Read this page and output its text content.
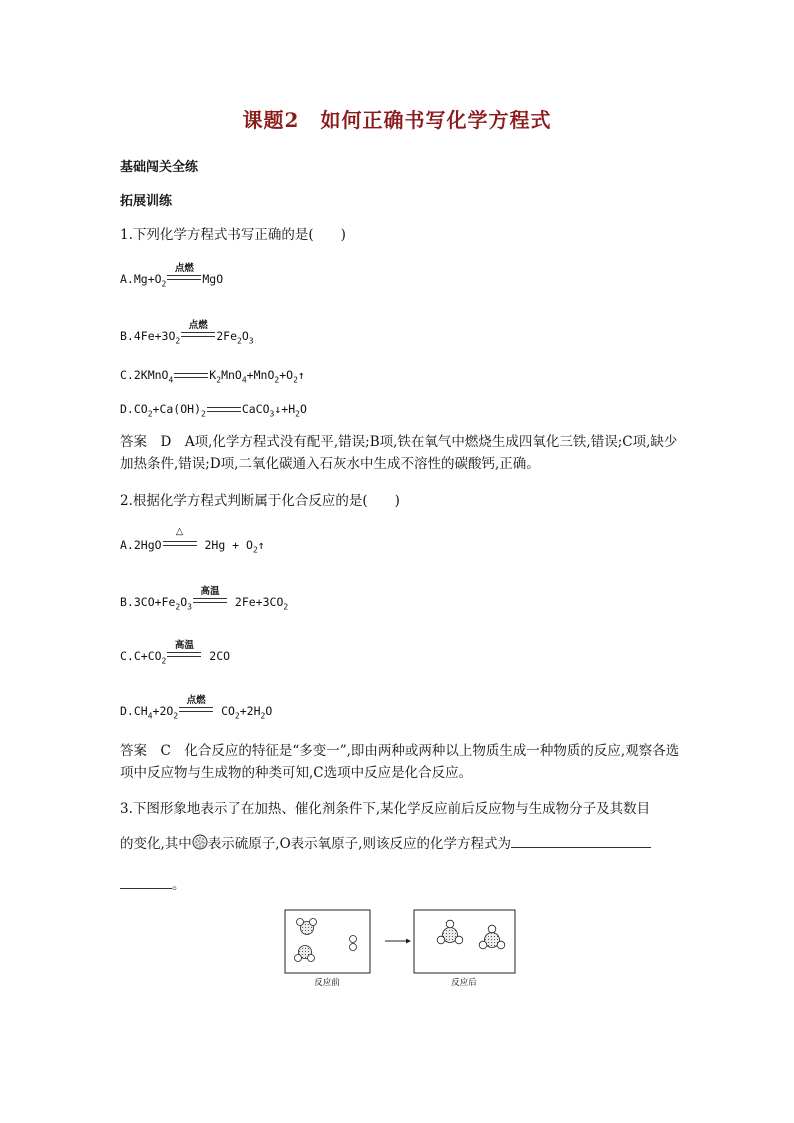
课题2　如何正确书写化学方程式
基础闯关全练
拓展训练
1.下列化学方程式书写正确的是(　　)
$A.Mg+O_2$
点燃
MgO
$B.4Fe+3O_2$
点燃
$2Fe_2O_3$
C.2KMnO$_4$	$K_2MnO_4+MnO_2+O_2↑$
$D.CO_2+Ca(OH)_2$	$CaCO_3↓+H_2O$
答案　D　A项,化学方程式没有配平,错误;B项,铁在氧气中燃烧生成四氧化三铁,错误;C项,缺少加热条件,错误;D项,二氧化碳通入石灰水中生成不溶性的碳酸钙,正确。
2.根据化学方程式判断属于化合反应的是(　　)
A.2HgO
△
$2Hg + O_2↑$
$B.3CO+Fe_2O_3$
高温
$2Fe+3CO_2$
$C.C+CO_2$
高温
2CO
$D.CH_4+2O_2$
点燃
$CO_2+2H_2O$
答案　C　化合反应的特征是“多变一”,即由两种或两种以上物质生成一种物质的反应,观察各选项中反应物与生成物的种类可知,C选项中反应是化合反应。
3.下图形象地表示了在加热、催化剂条件下,某化学反应前后反应物与生成物分子及其数目
的变化,其中 表示硫原子,O表示氧原子,则该反应的化学方程式为
。
反应前	反应后
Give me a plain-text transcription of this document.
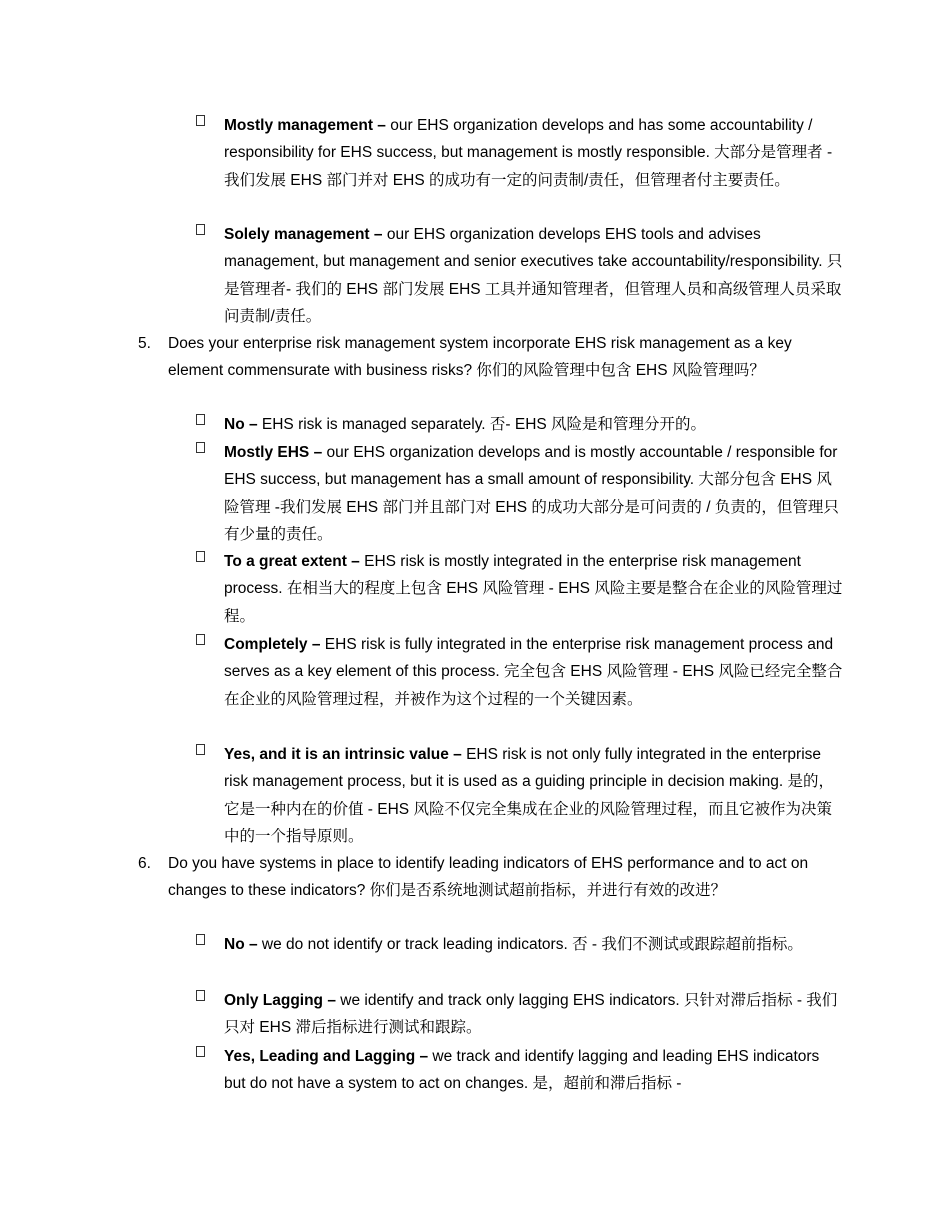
Mostly management – our EHS organization develops and has some accountability / responsibility for EHS success, but management is mostly responsible. 大部分是管理者 - 我们发展 EHS 部门并对 EHS 的成功有一定的问责制/责任，但管理者付主要责任。
Solely management – our EHS organization develops EHS tools and advises management, but management and senior executives take accountability/responsibility. 只是管理者- 我们的 EHS 部门发展 EHS 工具并通知管理者，但管理人员和高级管理人员采取问责制/责任。
5. Does your enterprise risk management system incorporate EHS risk management as a key element commensurate with business risks? 你们的风险管理中包含 EHS 风险管理吗？
No – EHS risk is managed separately. 否- EHS 风险是和管理分开的。
Mostly EHS – our EHS organization develops and is mostly accountable / responsible for EHS success, but management has a small amount of responsibility. 大部分包含 EHS 风险管理 -我们发展 EHS 部门并且部门对 EHS 的成功大部分是可问责的 / 负责的，但管理只有少量的责任。
To a great extent – EHS risk is mostly integrated in the enterprise risk management process. 在相当大的程度上包含 EHS 风险管理 - EHS 风险主要是整合在企业的风险管理过程。
Completely – EHS risk is fully integrated in the enterprise risk management process and serves as a key element of this process. 完全包含 EHS 风险管理 - EHS 风险已经完全整合在企业的风险管理过程，并被作为这个过程的一个关键因素。
Yes, and it is an intrinsic value – EHS risk is not only fully integrated in the enterprise risk management process, but it is used as a guiding principle in decision making. 是的，它是一种内在的价值 - EHS 风险不仅完全集成在企业的风险管理过程，而且它被作为决策中的一个指导原则。
6. Do you have systems in place to identify leading indicators of EHS performance and to act on changes to these indicators? 你们是否系统地测试超前指标，并进行有效的改进？
No – we do not identify or track leading indicators. 否 - 我们不测试或跟踪超前指标。
Only Lagging – we identify and track only lagging EHS indicators. 只针对滞后指标 - 我们只对 EHS 滞后指标进行测试和跟踪。
Yes, Leading and Lagging – we track and identify lagging and leading EHS indicators but do not have a system to act on changes. 是，超前和滞后指标 -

= = = =

◆ Aim of the exercise
Repeat the material above in full and exactly, apart from the pictures.

◆ Output of the task
Read this page and output its text content.
课题2　如何正确书写化学方程式
基础闯关全练
拓展训练
1.下列化学方程式书写正确的是(　　)
$A.Mg+O_2$
点燃
MgO
$B.4Fe+3O_2$
点燃
$2Fe_2O_3$
C.2KMnO$_4$	$K_2MnO_4+MnO_2+O_2↑$
$D.CO_2+Ca(OH)_2$	$CaCO_3↓+H_2O$
答案　D　A项,化学方程式没有配平,错误;B项,铁在氧气中燃烧生成四氧化三铁,错误;C项,缺少加热条件,错误;D项,二氧化碳通入石灰水中生成不溶性的碳酸钙,正确。
2.根据化学方程式判断属于化合反应的是(　　)
A.2HgO
△
$2Hg + O_2↑$
$B.3CO+Fe_2O_3$
高温
$2Fe+3CO_2$
$C.C+CO_2$
高温
2CO
$D.CH_4+2O_2$
点燃
$CO_2+2H_2O$
答案　C　化合反应的特征是“多变一”,即由两种或两种以上物质生成一种物质的反应,观察各选项中反应物与生成物的种类可知,C选项中反应是化合反应。
3.下图形象地表示了在加热、催化剂条件下,某化学反应前后反应物与生成物分子及其数目
的变化,其中 表示硫原子,O表示氧原子,则该反应的化学方程式为
。
反应前	反应后
Give me a plain-text transcription of this document.
Mostly management – our EHS organization develops and has some accountability / responsibility for EHS success, but management is mostly responsible. 大部分是管理者 - 我们发展 EHS 部门并对 EHS 的成功有一定的问责制/责任，但管理者付主要责任。
Solely management – our EHS organization develops EHS tools and advises management, but management and senior executives take accountability/responsibility. 只是管理者- 我们的 EHS 部门发展 EHS 工具并通知管理者，但管理人员和高级管理人员采取问责制/责任。
5. Does your enterprise risk management system incorporate EHS risk management as a key element commensurate with business risks? 你们的风险管理中包含 EHS 风险管理吗？
No – EHS risk is managed separately. 否- EHS 风险是和管理分开的。
Mostly EHS – our EHS organization develops and is mostly accountable / responsible for EHS success, but management has a small amount of responsibility. 大部分包含 EHS 风险管理 -我们发展 EHS 部门并且部门对 EHS 的成功大部分是可问责的 / 负责的，但管理只有少量的责任。
To a great extent – EHS risk is mostly integrated in the enterprise risk management process. 在相当大的程度上包含 EHS 风险管理 - EHS 风险主要是整合在企业的风险管理过程。
Completely – EHS risk is fully integrated in the enterprise risk management process and serves as a key element of this process. 完全包含 EHS 风险管理 - EHS 风险已经完全整合在企业的风险管理过程，并被作为这个过程的一个关键因素。
Yes, and it is an intrinsic value – EHS risk is not only fully integrated in the enterprise risk management process, but it is used as a guiding principle in decision making. 是的，它是一种内在的价值 - EHS 风险不仅完全集成在企业的风险管理过程，而且它被作为决策中的一个指导原则。
6. Do you have systems in place to identify leading indicators of EHS performance and to act on changes to these indicators? 你们是否系统地测试超前指标，并进行有效的改进？
No – we do not identify or track leading indicators. 否 - 我们不测试或跟踪超前指标。
Only Lagging – we identify and track only lagging EHS indicators. 只针对滞后指标 - 我们只对 EHS 滞后指标进行测试和跟踪。
Yes, Leading and Lagging – we track and identify lagging and leading EHS indicators but do not have a system to act on changes. 是，超前和滞后指标 -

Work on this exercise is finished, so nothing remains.